[GIVEN INSTRUCTION]
Search the records for the word "总持仓保持平稳" and report each line that has it.

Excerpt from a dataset
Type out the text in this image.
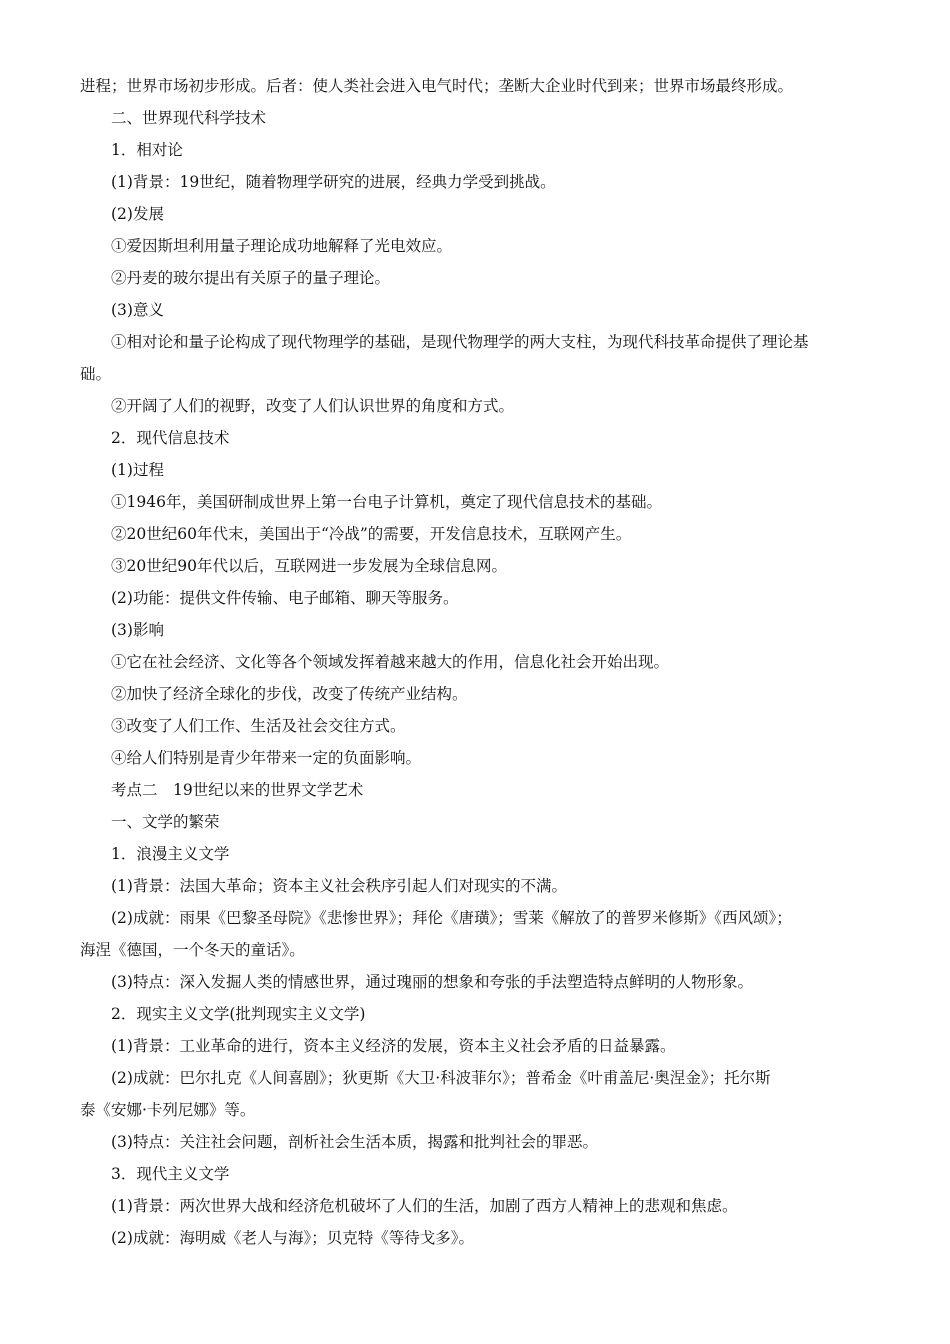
进程；世界市场初步形成。后者：使人类社会进入电气时代；垄断大企业时代到来；世界市场最终形成。

二、世界现代科学技术

1．相对论

(1)背景：19世纪，随着物理学研究的进展，经典力学受到挑战。

(2)发展

①爱因斯坦利用量子理论成功地解释了光电效应。

②丹麦的玻尔提出有关原子的量子理论。

(3)意义

①相对论和量子论构成了现代物理学的基础，是现代物理学的两大支柱，为现代科技革命提供了理论基

础。

②开阔了人们的视野，改变了人们认识世界的角度和方式。

2．现代信息技术

(1)过程

①1946年，美国研制成世界上第一台电子计算机，奠定了现代信息技术的基础。

②20世纪60年代末，美国出于“冷战”的需要，开发信息技术，互联网产生。

③20世纪90年代以后，互联网进一步发展为全球信息网。

(2)功能：提供文件传输、电子邮箱、聊天等服务。

(3)影响

①它在社会经济、文化等各个领域发挥着越来越大的作用，信息化社会开始出现。

②加快了经济全球化的步伐，改变了传统产业结构。

③改变了人们工作、生活及社会交往方式。

④给人们特别是青少年带来一定的负面影响。

考点二　19世纪以来的世界文学艺术

一、文学的繁荣

1．浪漫主义文学

(1)背景：法国大革命；资本主义社会秩序引起人们对现实的不满。

(2)成就：雨果《巴黎圣母院》《悲惨世界》；拜伦《唐璜》；雪莱《解放了的普罗米修斯》《西风颂》；

海涅《德国，一个冬天的童话》。

(3)特点：深入发掘人类的情感世界，通过瑰丽的想象和夸张的手法塑造特点鲜明的人物形象。

2．现实主义文学(批判现实主义文学)

(1)背景：工业革命的进行，资本主义经济的发展，资本主义社会矛盾的日益暴露。

(2)成就：巴尔扎克《人间喜剧》；狄更斯《大卫·科波菲尔》；普希金《叶甫盖尼·奥涅金》；托尔斯

泰《安娜·卡列尼娜》等。

(3)特点：关注社会问题，剖析社会生活本质，揭露和批判社会的罪恶。

3．现代主义文学

(1)背景：两次世界大战和经济危机破坏了人们的生活，加剧了西方人精神上的悲观和焦虑。

(2)成就：海明威《老人与海》；贝克特《等待戈多》。
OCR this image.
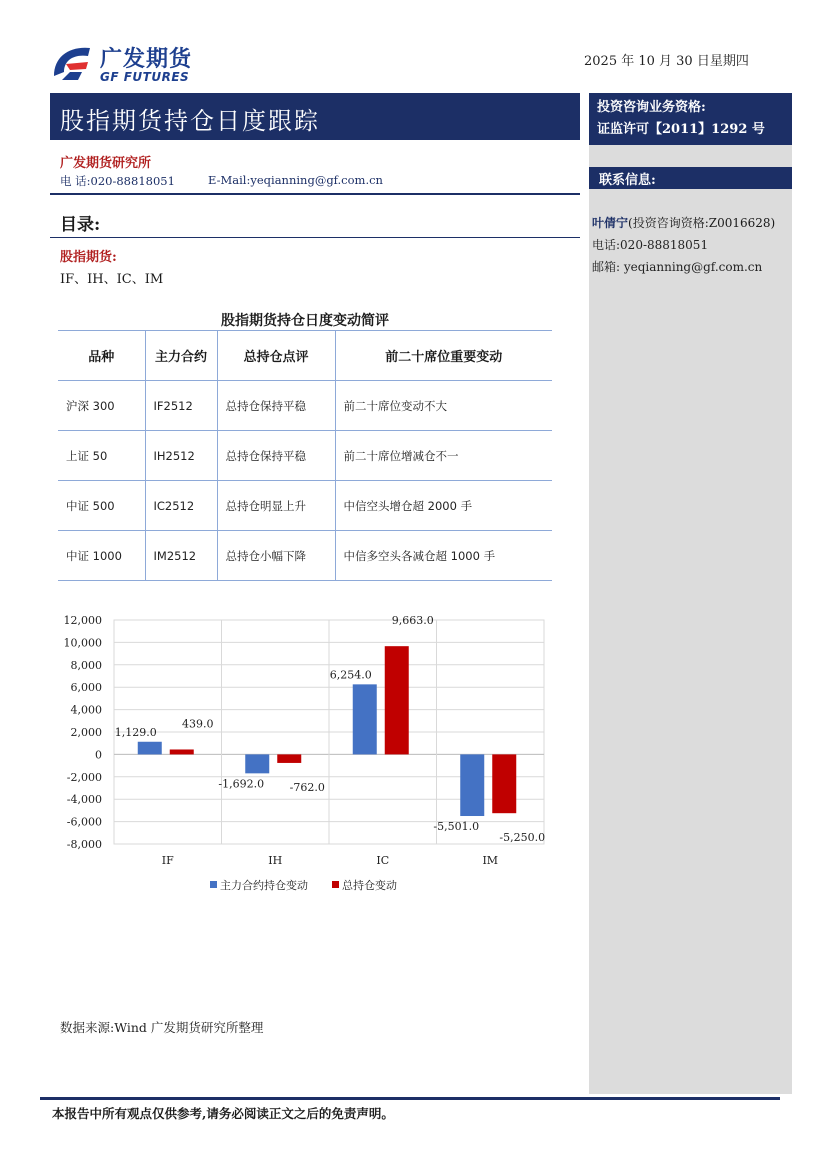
广发期货
GF FUTURES
2025 年 10 月 30 日星期四
股指期货持仓日度跟踪	投资咨询业务资格:
证监许可【2011】1292 号
联系信息:
叶倩宁(投资咨询资格:Z0016628)
电话:020-88818051
邮箱: yeqianning@gf.com.cn
广发期货研究所
电 话:020-88818051	E-Mail:yeqianning@gf.com.cn
目录:
股指期货:
IF、IH、IC、IM
股指期货持仓日度变动简评
品种	主力合约	总持仓点评	前二十席位重要变动
沪深 300	IF2512	总持仓保持平稳	前二十席位变动不大
上证 50	IH2512	总持仓保持平稳	前二十席位增减仓不一
中证 500	IC2512	总持仓明显上升	中信空头增仓超 2000 手
中证 1000	IM2512	总持仓小幅下降	中信多空头各减仓超 1000 手
12,000
10,000
8,000
6,000
4,000
2,000
0
-2,000
-4,000
-6,000
-8,000
1,129.0
439.0
IF
-1,692.0 -762.0
IH
6,254.0
9,663.0
IC
-5,501.0
-5,250.0
IM
主力合约持仓变动	总持仓变动
数据来源:Wind 广发期货研究所整理
本报告中所有观点仅供参考,请务必阅读正文之后的免责声明。
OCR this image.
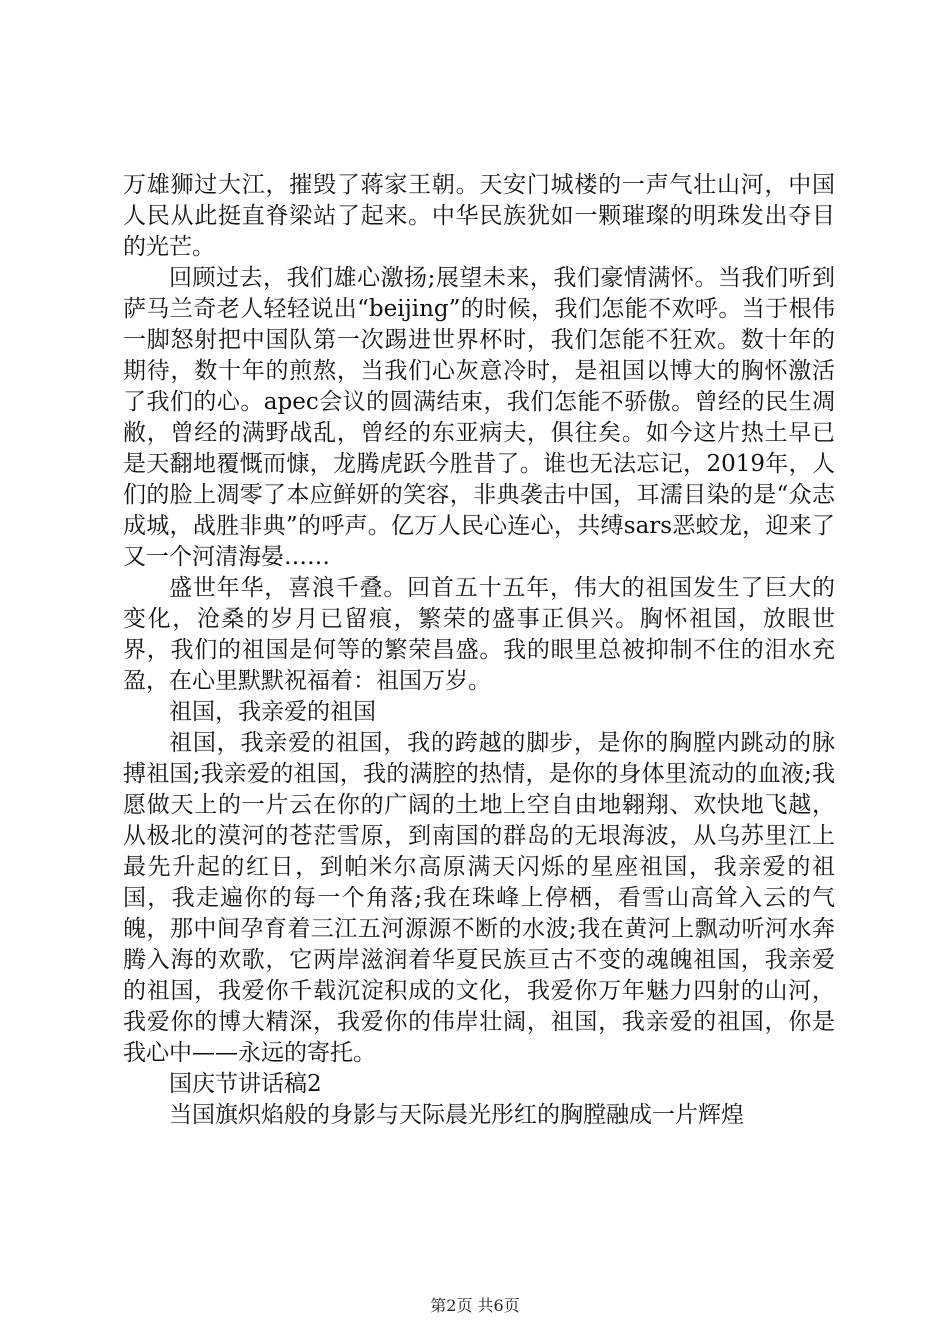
万雄狮过大江，摧毁了蒋家王朝。天安门城楼的一声气壮山河，中国人民从此挺直脊梁站了起来。中华民族犹如一颗璀璨的明珠发出夺目的光芒。

回顾过去，我们雄心激扬;展望未来，我们豪情满怀。当我们听到萨马兰奇老人轻轻说出“beijing”的时候，我们怎能不欢呼。当于根伟一脚怒射把中国队第一次踢进世界杯时，我们怎能不狂欢。数十年的期待，数十年的煎熬，当我们心灰意冷时，是祖国以博大的胸怀激活了我们的心。apec会议的圆满结束，我们怎能不骄傲。曾经的民生凋敝，曾经的满野战乱，曾经的东亚病夫，俱往矣。如今这片热土早已是天翻地覆慨而慷，龙腾虎跃今胜昔了。谁也无法忘记，2019年，人们的脸上凋零了本应鲜妍的笑容，非典袭击中国，耳濡目染的是“众志成城，战胜非典”的呼声。亿万人民心连心，共缚sars恶蛟龙，迎来了又一个河清海晏……

盛世年华，喜浪千叠。回首五十五年，伟大的祖国发生了巨大的变化，沧桑的岁月已留痕，繁荣的盛事正俱兴。胸怀祖国，放眼世界，我们的祖国是何等的繁荣昌盛。我的眼里总被抑制不住的泪水充盈，在心里默默祝福着：祖国万岁。

祖国，我亲爱的祖国

祖国，我亲爱的祖国，我的跨越的脚步，是你的胸膛内跳动的脉搏祖国;我亲爱的祖国，我的满腔的热情，是你的身体里流动的血液;我愿做天上的一片云在你的广阔的土地上空自由地翱翔、欢快地飞越，从极北的漠河的苍茫雪原，到南国的群岛的无垠海波，从乌苏里江上最先升起的红日，到帕米尔高原满天闪烁的星座祖国，我亲爱的祖国，我走遍你的每一个角落;我在珠峰上停栖，看雪山高耸入云的气魄，那中间孕育着三江五河源源不断的水波;我在黄河上飘动听河水奔腾入海的欢歌，它两岸滋润着华夏民族亘古不变的魂魄祖国，我亲爱的祖国，我爱你千载沉淀积成的文化，我爱你万年魅力四射的山河，我爱你的博大精深，我爱你的伟岸壮阔，祖国，我亲爱的祖国，你是我心中——永远的寄托。

国庆节讲话稿2

当国旗炽焰般的身影与天际晨光彤红的胸膛融成一片辉煌

第2页 共6页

[OUTPUT OF THE EXERCISE]
沪深 300	IF2512	总持仓保持平稳	前二十席位变动不大
上证 50	IH2512	总持仓保持平稳	前二十席位增减仓不一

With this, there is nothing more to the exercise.